## TASK INSTRUCTIONS
Look through the entries below and report how many lines hold the string "przebieralni". Only the number is wanted.

## DATASET ENTRIES

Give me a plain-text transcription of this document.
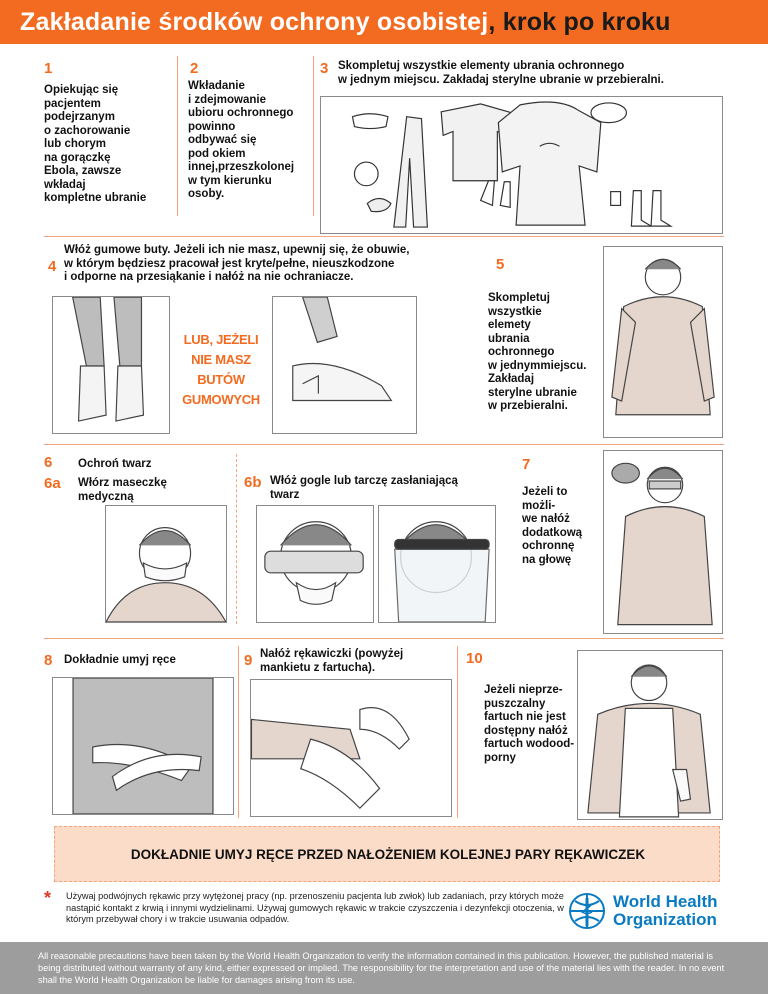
Zakładanie środków ochrony osobistej, krok po kroku
1
Opiekując się
pacjentem
podejrzanym
o zachorowanie
lub chorym
na gorączkę
Ebola, zawsze
wkładaj
kompletne ubranie
2
Wkładanie
i zdejmowanie
ubioru ochronnego
powinno
odbywać się
pod okiem
innej,przeszkolonej
w tym kierunku
osoby.
3 Skompletuj wszystkie elementy ubrania ochronnego
w jednym miejscu. Zakładaj sterylne ubranie w przebieralni.
4
Włóż gumowe buty. Jeżeli ich nie masz, upewnij się, że obuwie,
w którym będziesz pracował jest kryte/pełne, nieuszkodzone
i odporne na przesiąkanie i nałóż na nie ochraniacze.
LUB, JEŻELI
NIE MASZ
BUTÓW
GUMOWYCH
5
Skompletuj
wszystkie
elemety
ubrania
ochronnego
w jednymmiejscu.
Zakładaj
sterylne ubranie
w przebieralni.
6 Ochroń twarz
6a Włórz maseczkę
medyczną
6b Włóż gogle lub tarczę zasłaniającą
twarz
7
Jeżeli to
możli-
we nałóż
dodatkową
ochronnę
na głowę
8 Dokładnie umyj ręce	9 Nałóż rękawiczki (powyżej
mankietu z fartucha).
10
Jeżeli nieprze-
puszczalny
fartuch nie jest
dostępny nałóż
fartuch wodood-
porny
DOKŁADNIE UMYJ RĘCE PRZED NAŁOŻENIEM KOLEJNEJ PARY RĘKAWICZEK
* Używaj podwójnych rękawic przy wytężonej pracy (np. przenoszeniu pacjenta lub zwłok) lub zadaniach, przy których może nastąpić kontakt z krwią i innymi wydzielinami. Używaj gumowych rękawic w trakcie czyszczenia i dezynfekcji otoczenia, w którym przebywał chory i w trakcie usuwania odpadów.
World Health
Organization
All reasonable precautions have been taken by the World Health Organization to verify the information contained in this publication. However, the published material is being distributed without warranty of any kind, either expressed or implied. The responsibility for the interpretation and use of the material lies with the reader. In no event shall the World Health Organization be liable for damages arising from its use.
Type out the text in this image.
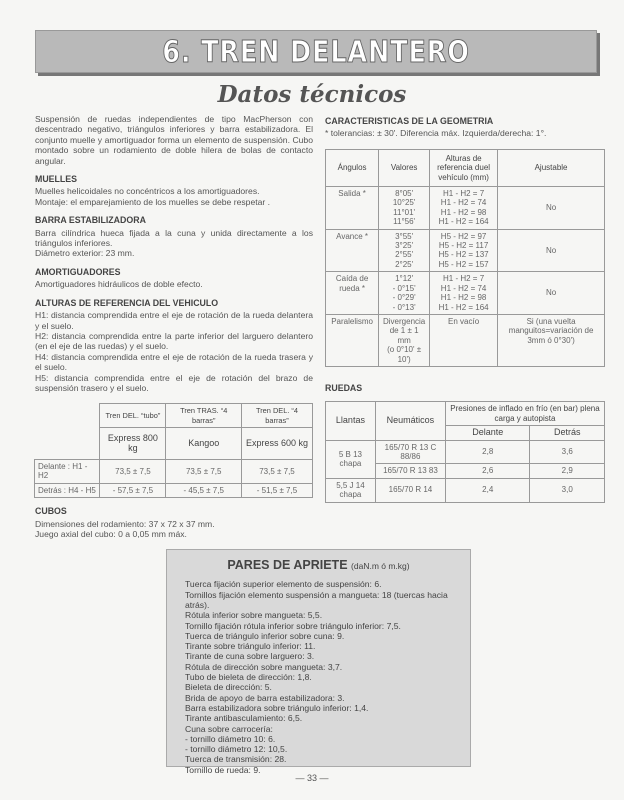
6. TREN DELANTERO
Datos técnicos

Suspensión de ruedas independientes de tipo MacPherson con descentrado negativo, triángulos inferiores y barra estabilizadora. El conjunto muelle y amortiguador forma un elemento de suspensión. Cubo montado sobre un rodamiento de doble hilera de bolas de contacto angular.

MUELLES

Muelles helicoidales no concéntricos a los amortiguadores.

Montaje: el emparejamiento de los muelles se debe respetar .

BARRA ESTABILIZADORA

Barra cilíndrica hueca fijada a la cuna y unida directamente a los triángulos inferiores.

Diámetro exterior: 23 mm.

AMORTIGUADORES

Amortiguadores hidráulicos de doble efecto.

ALTURAS DE REFERENCIA DEL VEHICULO

H1: distancia comprendida entre el eje de rotación de la rueda delantera y el suelo.

H2: distancia comprendida entre la parte inferior del larguero delantero (en el eje de las ruedas) y el suelo.

H4: distancia comprendida entre el eje de rotación de la rueda trasera y el suelo.

H5: distancia comprendida entre el eje de rotación del brazo de suspensión trasero y el suelo.

	Tren DEL. “tubo”	Tren TRAS. “4 barras”	Tren DEL. “4 barras”
	Express 800 kg	Kangoo	Express 600 kg
Delante : H1 - H2	73,5 ± 7,5	73,5 ± 7,5	73,5 ± 7,5
Detrás : H4 - H5	- 57,5 ± 7,5	- 45,5 ± 7,5	- 51,5 ± 7,5
CUBOS
Dimensiones del rodamiento: 37 x 72 x 37 mm.
Juego axial del cubo: 0 a 0,05 mm máx.
CARACTERISTICAS DE LA GEOMETRIA
* tolerancias: ± 30'. Diferencia máx. Izquierda/derecha: 1°.
Ángulos	Valores	Alturas de referencia duel vehículo (mm)	Ajustable
Salida *	8°05'
10°25'
11°01'
11°56'	H1 - H2 = 7
H1 - H2 = 74
H1 - H2 = 98
H1 - H2 = 164	No
Avance *	3°55'
3°25'
2°55'
2°25'	H5 - H2 = 97
H5 - H2 = 117
H5 - H2 = 137
H5 - H2 = 157	No
Caída de rueda *	1°12'
- 0°15'
- 0°29'
- 0°13'	H1 - H2 = 7
H1 - H2 = 74
H1 - H2 = 98
H1 - H2 = 164	No
Paralelismo	Divergencia
de 1 ± 1 mm
(o 0°10' ± 10')	En vacío	Si (una vuelta manguitos=variación de 3mm ó 0°30')
RUEDAS
Llantas	Neumáticos	Presiones de inflado en frío (en bar) plena carga y autopista	
		Delante	Detrás
5 B 13 chapa	165/70 R 13 C 88/86	2,8	3,6
	165/70 R 13 83	2,6	2,9
5,5 J 14 chapa	165/70 R 14	2,4	3,0
PARES DE APRIETE (daN.m ó m.kg)
Tuerca fijación superior elemento de suspensión: 6.
Tornillos fijación elemento suspensión a mangueta: 18 (tuercas hacia atrás).
Rótula inferior sobre mangueta: 5,5.
Tornillo fijación rótula inferior sobre triángulo inferior: 7,5.
Tuerca de triángulo inferior sobre cuna: 9.
Tirante sobre triángulo inferior: 11.
Tirante de cuna sobre larguero: 3.
Rótula de dirección sobre mangueta: 3,7.
Tubo de bieleta de dirección: 1,8.
Bieleta de dirección: 5.
Brida de apoyo de barra estabilizadora: 3.
Barra estabilizadora sobre triángulo inferior: 1,4.
Tirante antibasculamiento: 6,5.
Cuna sobre carrocería:
- tornillo diámetro 10: 6.
- tornillo diámetro 12: 10,5.
Tuerca de transmisión: 28.
Tornillo de rueda: 9.
— 33 —
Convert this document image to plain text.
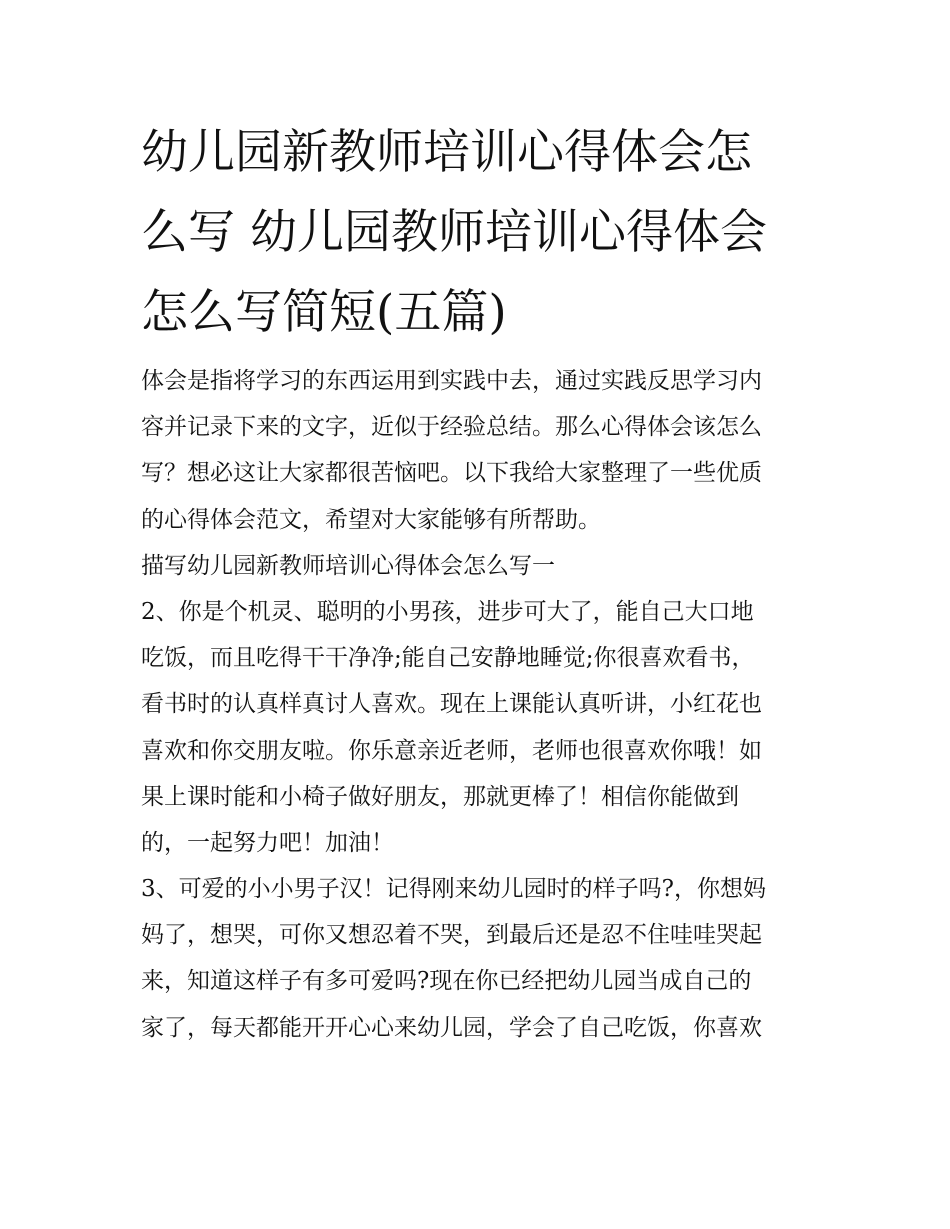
幼儿园新教师培训心得体会怎
么写 幼儿园教师培训心得体会
怎么写简短(五篇)
体会是指将学习的东西运用到实践中去，通过实践反思学习内
容并记录下来的文字，近似于经验总结。那么心得体会该怎么
写？想必这让大家都很苦恼吧。以下我给大家整理了一些优质
的心得体会范文，希望对大家能够有所帮助。
描写幼儿园新教师培训心得体会怎么写一
2、你是个机灵、聪明的小男孩，进步可大了，能自己大口地
吃饭，而且吃得干干净净;能自己安静地睡觉;你很喜欢看书，
看书时的认真样真讨人喜欢。现在上课能认真听讲，小红花也
喜欢和你交朋友啦。你乐意亲近老师，老师也很喜欢你哦！如
果上课时能和小椅子做好朋友，那就更棒了！相信你能做到
的，一起努力吧！加油！
3、可爱的小小男子汉！记得刚来幼儿园时的样子吗?，你想妈
妈了，想哭，可你又想忍着不哭，到最后还是忍不住哇哇哭起
来，知道这样子有多可爱吗?现在你已经把幼儿园当成自己的
家了，每天都能开开心心来幼儿园，学会了自己吃饭，你喜欢
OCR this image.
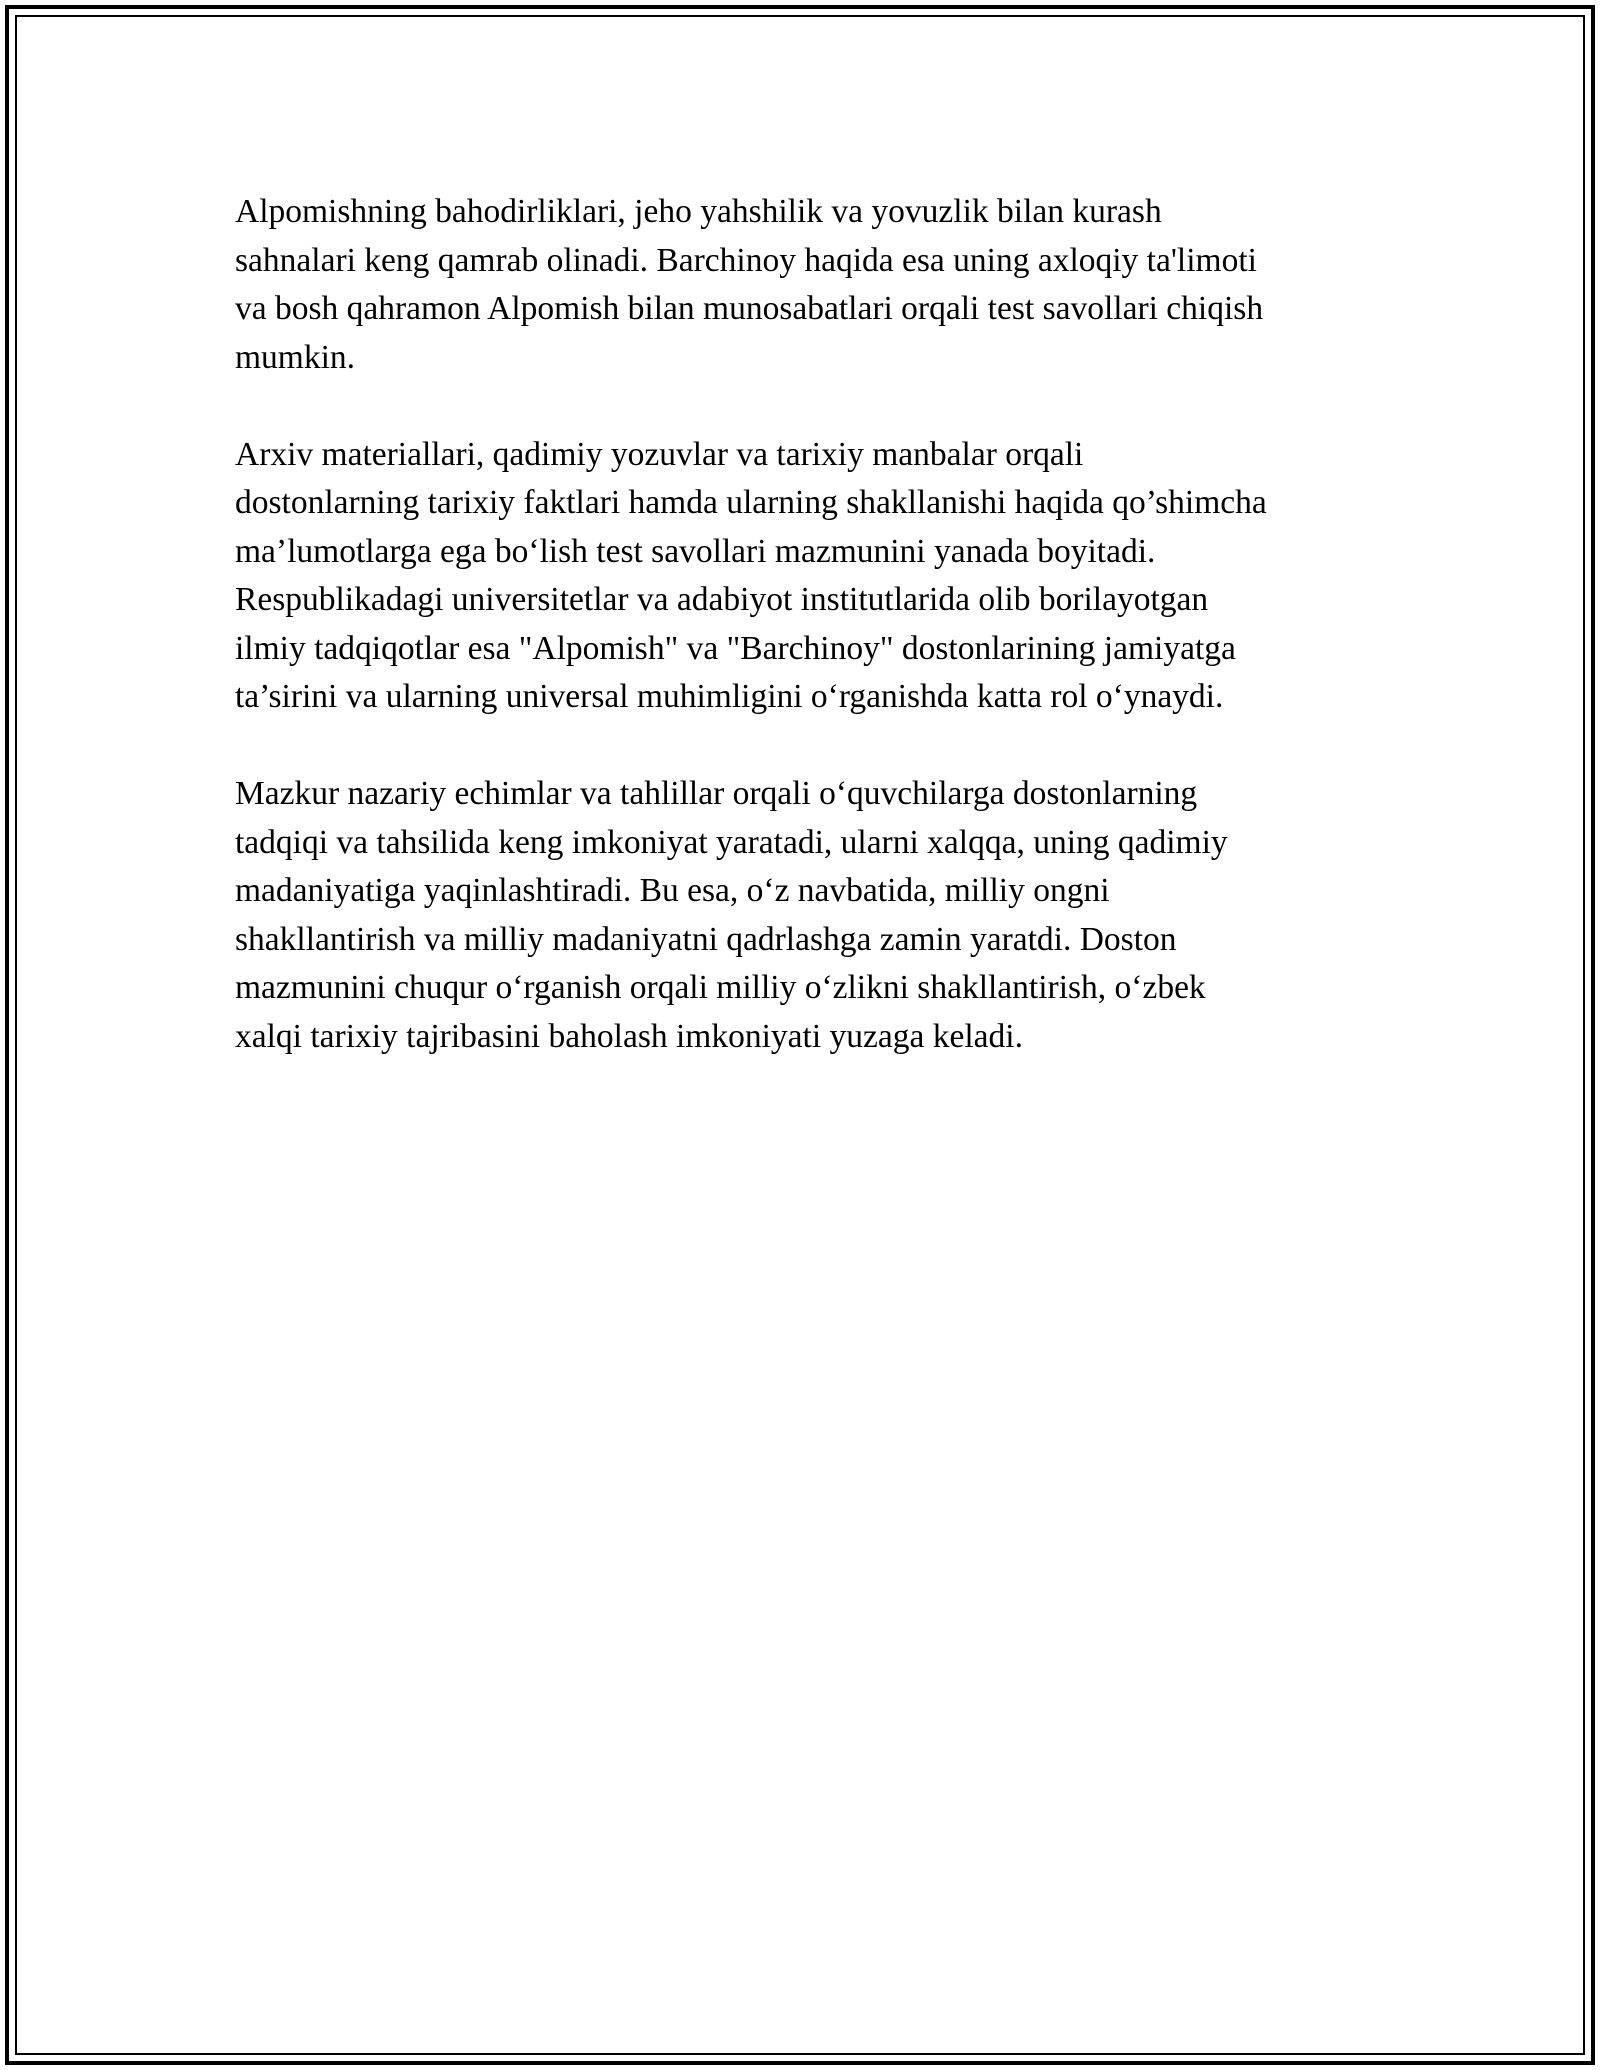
Alpomishning bahodirliklari, jeho yahshilik va yovuzlik bilan kurash
sahnalari keng qamrab olinadi. Barchinoy haqida esa uning axloqiy ta'limoti
va bosh qahramon Alpomish bilan munosabatlari orqali test savollari chiqish
mumkin.

Arxiv materiallari, qadimiy yozuvlar va tarixiy manbalar orqali
dostonlarning tarixiy faktlari hamda ularning shakllanishi haqida qo’shimcha
ma’lumotlarga ega bo‘lish test savollari mazmunini yanada boyitadi.
Respublikadagi universitetlar va adabiyot institutlarida olib borilayotgan
ilmiy tadqiqotlar esa "Alpomish" va "Barchinoy" dostonlarining jamiyatga
ta’sirini va ularning universal muhimligini o‘rganishda katta rol o‘ynaydi.

Mazkur nazariy echimlar va tahlillar orqali o‘quvchilarga dostonlarning
tadqiqi va tahsilida keng imkoniyat yaratadi, ularni xalqqa, uning qadimiy
madaniyatiga yaqinlashtiradi. Bu esa, o‘z navbatida, milliy ongni
shakllantirish va milliy madaniyatni qadrlashga zamin yaratdi. Doston
mazmunini chuqur o‘rganish orqali milliy o‘zlikni shakllantirish, o‘zbek
xalqi tarixiy tajribasini baholash imkoniyati yuzaga keladi.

## WRITTEN SOLUTION
2